YOUR TASK
Continue the text on flood event analysis workflows from the point where it stops, extending the description of the River Plume Workflow.

In view of the complex interactions of hazard and impact processes, a broad range of data from disparate sources need to be compiled and analysed across the boundaries of climate and atmosphere, catchment and river network, and socio-economic domains. The workflow approaches this problem and supports scientists to integrate observations, model outputs and other datasets for further analysis in the region of interest.

The workflow provides functionalities to select the region of interest, access hazard, exposure and vulnerability-related data from different sources, identifying flood periods as relevant time ranges, and calculate defined indices. The integrated input dataset is further filtered for the relevant flood event periods in the region of interest to obtain a new comprehensive flood dataset. This spatio-temporal dataset is analysed using data science methods such as clustering, classification or correlation algorithms to explore and identify useful indicators for flood impacts. For instance, the importance of different factors or the interrelationships amongst multiple variables to shape flood impacts can be explored.

The added value of the Socio-Economic Flood Impacts Workflow is twofold. First, it integrates scattered data from disparate sources and makes it accessible for further analysis. As such, the effort to compile, harmonize and combine a broad range of spatio-temporal data is clearly reduced. Also, the integration of new datasets from additional sources is much more straightforward. Second, it enables a flexible analysis of multivariate data, and by reusing algorithms from other workflows, it fosters a more efficient scientific work that can focus on data analysis instead of tedious data wrangling.

5.3.3.3.1 Additional Socio-Economic Flood Impacts Workflow Media

Conceptual workflow description Chart:

http://rz-vm154.gfz-potsdam.de:8080/de-flood-event-explorer/images/4_impact_flowchart.svg

Source Code Repository:

https://git.geomar.de/digital-earth/flood-event-explorer/fee-socio-impact-workflow

Registered Software DOIs:

Digital Earth 'Controls and Indicators for Flood Impacts' Backend Module (https://doi.org/10.5281/zenodo.5801815)

The Socio-Economic Flood Impacts Workflow (https://doi.org/10.5880/GFZ.1.4.2022.005)

Accessible via the Flood Event Explorer Landing Page:

http://rz-vm154.gfz-potsdam.de:8080/de-flood-event-explorer/

5.3.3.4 The River Plume Workflow

The focus of the River Plume Workflow (Fig. 5.13, Fig. 5.14) is the impact of riverine flood events on the marine environment. At the end of a flood event chain, an unusual amount of nutrients and pollutants is washed into the North Sea, which can have consequences, such as increased algae blooms. The workflow aims to enable users to detect a river plume in the North Sea and to determine its spatio-temporal extent.

[Layout dataset entries]
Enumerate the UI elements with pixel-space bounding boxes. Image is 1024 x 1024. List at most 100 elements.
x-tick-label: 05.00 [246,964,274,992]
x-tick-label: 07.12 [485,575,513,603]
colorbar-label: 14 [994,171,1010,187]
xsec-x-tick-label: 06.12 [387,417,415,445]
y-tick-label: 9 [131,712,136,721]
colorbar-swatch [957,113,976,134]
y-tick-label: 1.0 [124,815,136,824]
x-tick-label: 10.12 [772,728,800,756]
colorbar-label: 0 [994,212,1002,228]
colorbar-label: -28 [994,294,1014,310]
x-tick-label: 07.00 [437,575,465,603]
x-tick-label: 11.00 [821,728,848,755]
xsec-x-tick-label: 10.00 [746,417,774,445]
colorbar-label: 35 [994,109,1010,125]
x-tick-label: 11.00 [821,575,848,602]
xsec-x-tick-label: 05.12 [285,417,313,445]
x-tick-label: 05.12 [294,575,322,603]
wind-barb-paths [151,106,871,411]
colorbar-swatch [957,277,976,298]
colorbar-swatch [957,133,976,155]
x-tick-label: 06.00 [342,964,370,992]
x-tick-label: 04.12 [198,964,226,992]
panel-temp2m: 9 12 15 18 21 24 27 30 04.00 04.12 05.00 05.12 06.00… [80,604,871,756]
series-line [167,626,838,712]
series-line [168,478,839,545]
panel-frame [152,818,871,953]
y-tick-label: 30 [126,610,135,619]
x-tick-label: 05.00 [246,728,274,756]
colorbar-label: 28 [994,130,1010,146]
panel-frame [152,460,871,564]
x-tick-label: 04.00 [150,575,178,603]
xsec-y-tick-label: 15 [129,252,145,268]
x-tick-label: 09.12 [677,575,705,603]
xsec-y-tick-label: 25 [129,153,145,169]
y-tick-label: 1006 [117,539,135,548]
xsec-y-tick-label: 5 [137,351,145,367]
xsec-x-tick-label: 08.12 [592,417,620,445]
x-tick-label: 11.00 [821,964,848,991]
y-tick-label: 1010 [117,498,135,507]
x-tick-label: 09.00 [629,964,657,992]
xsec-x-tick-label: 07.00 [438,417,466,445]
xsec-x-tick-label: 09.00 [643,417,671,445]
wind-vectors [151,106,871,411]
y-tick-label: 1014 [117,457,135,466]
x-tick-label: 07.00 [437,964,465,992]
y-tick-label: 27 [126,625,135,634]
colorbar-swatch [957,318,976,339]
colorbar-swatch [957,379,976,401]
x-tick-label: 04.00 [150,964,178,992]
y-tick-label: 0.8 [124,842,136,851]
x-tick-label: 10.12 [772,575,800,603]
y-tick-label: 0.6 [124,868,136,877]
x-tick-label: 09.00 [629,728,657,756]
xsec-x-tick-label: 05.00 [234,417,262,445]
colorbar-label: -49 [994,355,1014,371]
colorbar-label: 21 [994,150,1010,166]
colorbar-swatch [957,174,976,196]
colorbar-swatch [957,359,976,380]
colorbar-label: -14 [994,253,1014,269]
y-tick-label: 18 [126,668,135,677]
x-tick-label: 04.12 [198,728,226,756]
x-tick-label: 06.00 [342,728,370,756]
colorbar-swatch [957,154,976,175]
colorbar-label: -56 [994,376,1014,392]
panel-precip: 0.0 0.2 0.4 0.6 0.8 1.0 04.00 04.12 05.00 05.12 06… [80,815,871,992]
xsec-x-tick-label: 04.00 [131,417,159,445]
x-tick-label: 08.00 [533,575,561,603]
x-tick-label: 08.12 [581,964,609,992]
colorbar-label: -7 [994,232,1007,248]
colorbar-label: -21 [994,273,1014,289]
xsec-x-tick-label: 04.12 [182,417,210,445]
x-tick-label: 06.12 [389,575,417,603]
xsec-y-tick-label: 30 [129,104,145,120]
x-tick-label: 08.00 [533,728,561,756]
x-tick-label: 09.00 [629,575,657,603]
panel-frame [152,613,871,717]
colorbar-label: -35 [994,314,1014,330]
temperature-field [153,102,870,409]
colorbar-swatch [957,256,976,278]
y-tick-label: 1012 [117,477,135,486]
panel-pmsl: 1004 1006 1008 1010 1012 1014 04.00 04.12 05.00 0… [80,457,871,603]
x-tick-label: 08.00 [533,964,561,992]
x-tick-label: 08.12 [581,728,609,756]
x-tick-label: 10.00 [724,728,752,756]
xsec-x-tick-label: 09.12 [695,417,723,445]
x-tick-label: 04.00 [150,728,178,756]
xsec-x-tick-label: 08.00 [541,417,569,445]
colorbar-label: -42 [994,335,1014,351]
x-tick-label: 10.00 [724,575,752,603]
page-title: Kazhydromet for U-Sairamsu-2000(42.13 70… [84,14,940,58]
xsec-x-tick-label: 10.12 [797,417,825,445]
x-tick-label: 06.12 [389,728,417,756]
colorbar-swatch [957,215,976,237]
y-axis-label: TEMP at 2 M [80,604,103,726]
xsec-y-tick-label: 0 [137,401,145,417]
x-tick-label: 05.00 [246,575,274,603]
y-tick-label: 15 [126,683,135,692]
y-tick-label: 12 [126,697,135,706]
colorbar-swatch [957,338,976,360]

EXPECTED ANSWER
Fig. 5.13
figure 13

Conceptual workflow description of the River Plume Workflow

Fig. 5.14
figure 14

Visual User Interface of the River Plume Workflow

Identifying river plume candidates can either happen manually in the visual interface (chapter 3.2) or also through an automatic anomaly detection algorithm, using Gaussian regression (chapter 4.5.1). In both cases, a combination of observational data, namely FerryBox transects and satellite data, and model data is used. Once a river plume candidate is found, a statistical analysis supplies additional detail on the anomaly and helps to compare the suspected river plume to the surrounding data. Simulated trajectories of particles starting on the FerryBox transect at the time of the original observation and modelled backwards and forwards in time help to verify the origin of the river plume and allow users to follow the anomaly across the North Sea. An interactive map enables users to load additional observational data into the workflow, such as ocean colour satellite maps, and provides them with an overview of the flood impacts and the river plume’s development on its way through the North Sea. In addition, the workflow offers the functionality to assemble satellite-based chlorophyll observations along model trajectories as time series. They allow scientists to understand processes inside the river plume and to determine the timescales on which these developments happen. For example, chlorophyll degradation rates in the Elbe River plume are currently investigated using these time series.

The workflow’s added value lies in the ease with which users can combine observational FerryBox data with relevant model data and other datasets of their choice. Furthermore, the workflow allows users to visually explore the combined data and contains methods to find and highlight anomalies. The workflow’s functionalities also enable users to map the spatio-temporal extent of the river plume and investigate the changes in productivity that occur in the plume. All in all, the River Plume Workflow simplifies the investigation and monitoring of flood events and their impacts in marine environments.

5.3.3.4.1 Additional River Plume Workflow Media

Workflow-In-Action Video:

https://youtu.be/yl8ngubBxYY

Conceptual workflow description Chart:

http://rz-vm154.gfz-potsdam.de:8080/de-flood-event-explorer/images/5_river_plume_flowchart.svg

Source Code Repository:

https://git.geomar.de/digital-earth/flood-event-explorer/fee-river-plume-workflow

Registered Software DOIs:

The River Plume Workflow (https://doi.org/10.5880/GFZ.1.4.2022.006)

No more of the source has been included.